* _Extracted entries_:
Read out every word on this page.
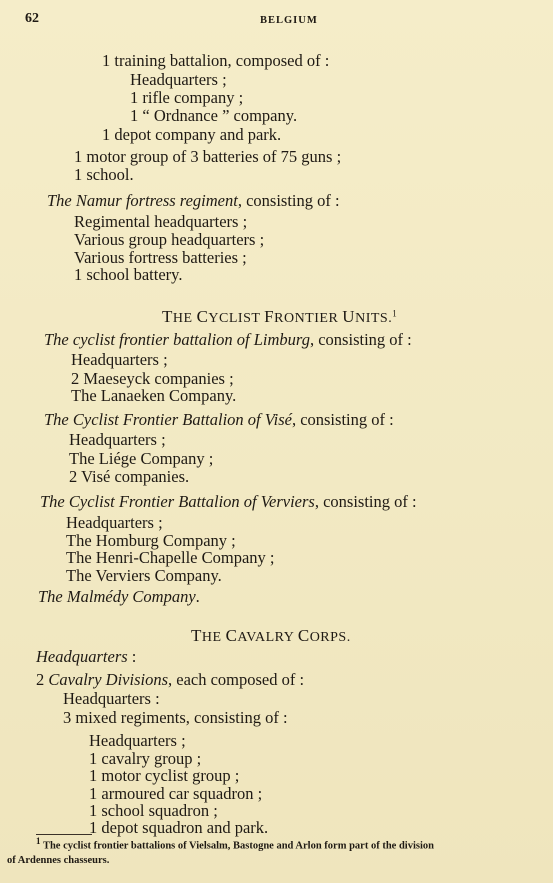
62	BELGIUM
1 training battalion, composed of :
Headquarters ;
1 rifle company ;
1 “ Ordnance ” company.
1 depot company and park.
1 motor group of 3 batteries of 75 guns ;
1 school.
The Namur fortress regiment, consisting of :
Regimental headquarters ;
Various group headquarters ;
Various fortress batteries ;
1 school battery.
The cyclist frontier battalion of Limburg, consisting of :
Headquarters ;
2 Maeseyck companies ;
The Lanaeken Company.
The Cyclist Frontier Battalion of Visé, consisting of :
Headquarters ;
The Liége Company ;
2 Visé companies.
The Cyclist Frontier Battalion of Verviers, consisting of :
Headquarters ;
The Homburg Company ;
The Henri-Chapelle Company ;
The Verviers Company.
The Malmédy Company.
Headquarters :
2 Cavalry Divisions, each composed of :
Headquarters :
3 mixed regiments, consisting of :
Headquarters ;
1 cavalry group ;
1 motor cyclist group ;
1 armoured car squadron ;
1 school squadron ;
1 depot squadron and park.
THE CYCLIST FRONTIER UNITS.$^1$
THE CAVALRY CORPS.
$^1$ The cyclist frontier battalions of Vielsalm, Bastogne and Arlon form part of the division
of Ardennes chasseurs.
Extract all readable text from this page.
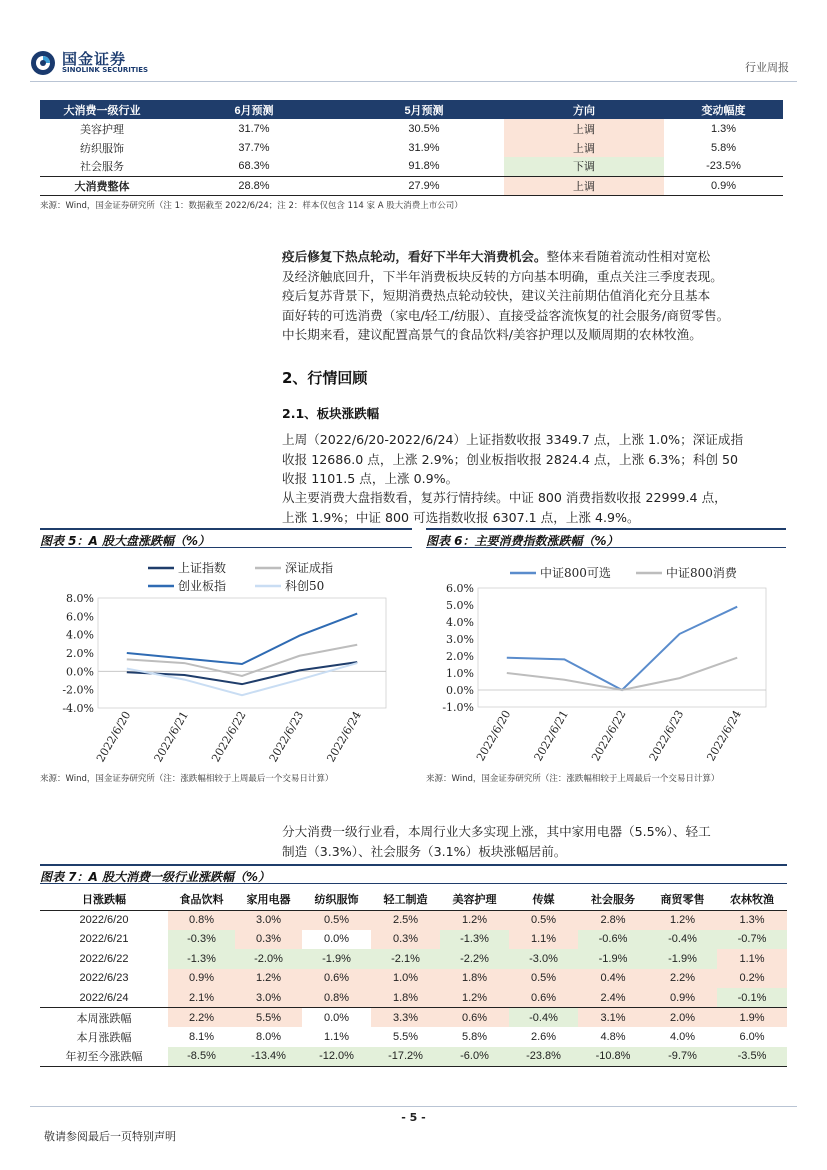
国金证券
SINOLINK SECURITIES	行业周报
大消费一级行业	6月预测	5月预测	方向	变动幅度
美容护理	31.7%	30.5%	上调	1.3%
纺织服饰	37.7%	31.9%	上调	5.8%
社会服务	68.3%	91.8%	下调	-23.5%
大消费整体	28.8%	27.9%	上调	0.9%
来源：Wind，国金证券研究所（注 1：数据截至 2022/6/24；注 2：样本仅包含 114 家 A 股大消费上市公司）
疫后修复下热点轮动，看好下半年大消费机会。整体来看随着流动性相对宽松
及经济触底回升，下半年消费板块反转的方向基本明确，重点关注三季度表现。
疫后复苏背景下，短期消费热点轮动较快，建议关注前期估值消化充分且基本
面好转的可选消费（家电/轻工/纺服）、直接受益客流恢复的社会服务/商贸零售。
中长期来看，建议配置高景气的食品饮料/美容护理以及顺周期的农林牧渔。
2、行情回顾
2.1、板块涨跌幅
上周（2022/6/20-2022/6/24）上证指数收报 3349.7 点，上涨 1.0%；深证成指
收报 12686.0 点，上涨 2.9%；创业板指收报 2824.4 点，上涨 6.3%；科创 50
收报 1101.5 点，上涨 0.9%。
从主要消费大盘指数看，复苏行情持续。中证 800 消费指数收报 22999.4 点，
上涨 1.9%；中证 800 可选指数收报 6307.1 点，上涨 4.9%。
图表 5：A 股大盘涨跌幅（%）
8.0%
6.0%
4.0%
2.0%
0.0%
-2.0%
-4.0%
2022/6/20 2022/6/21 2022/6/22 2022/6/23 2022/6/24
上证指数	深证成指
创业板指	科创50
来源：Wind，国金证券研究所（注：涨跌幅相较于上周最后一个交易日计算）
图表 6：主要消费指数涨跌幅（%）
6.0%
5.0%
4.0%
3.0%
2.0%
1.0%
0.0%
-1.0%
2022/6/20 2022/6/21 2022/6/22 2022/6/23 2022/6/24
中证800可选	中证800消费
来源：Wind，国金证券研究所（注：涨跌幅相较于上周最后一个交易日计算）
分大消费一级行业看，本周行业大多实现上涨，其中家用电器（5.5%）、轻工
制造（3.3%）、社会服务（3.1%）板块涨幅居前。
图表 7：A 股大消费一级行业涨跌幅（%）
日涨跌幅	食品饮料	家用电器	纺织服饰	轻工制造	美容护理	传媒	社会服务	商贸零售	农林牧渔
2022/6/20	0.8%	3.0%	0.5%	2.5%	1.2%	0.5%	2.8%	1.2%	1.3%
2022/6/21	-0.3%	0.3%	0.0%	0.3%	-1.3%	1.1%	-0.6%	-0.4%	-0.7%
2022/6/22	-1.3%	-2.0%	-1.9%	-2.1%	-2.2%	-3.0%	-1.9%	-1.9%	1.1%
2022/6/23	0.9%	1.2%	0.6%	1.0%	1.8%	0.5%	0.4%	2.2%	0.2%
2022/6/24	2.1%	3.0%	0.8%	1.8%	1.2%	0.6%	2.4%	0.9%	-0.1%
本周涨跌幅	2.2%	5.5%	0.0%	3.3%	0.6%	-0.4%	3.1%	2.0%	1.9%
本月涨跌幅	8.1%	8.0%	1.1%	5.5%	5.8%	2.6%	4.8%	4.0%	6.0%
年初至今涨跌幅	-8.5%	-13.4%	-12.0%	-17.2%	-6.0%	-23.8%	-10.8%	-9.7%	-3.5%
- 5 -
敬请参阅最后一页特别声明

* _Short task_: Say, as a single number and nothing more, how many lines of the entries contain the word "Visé".

* _Solution for this task_: 2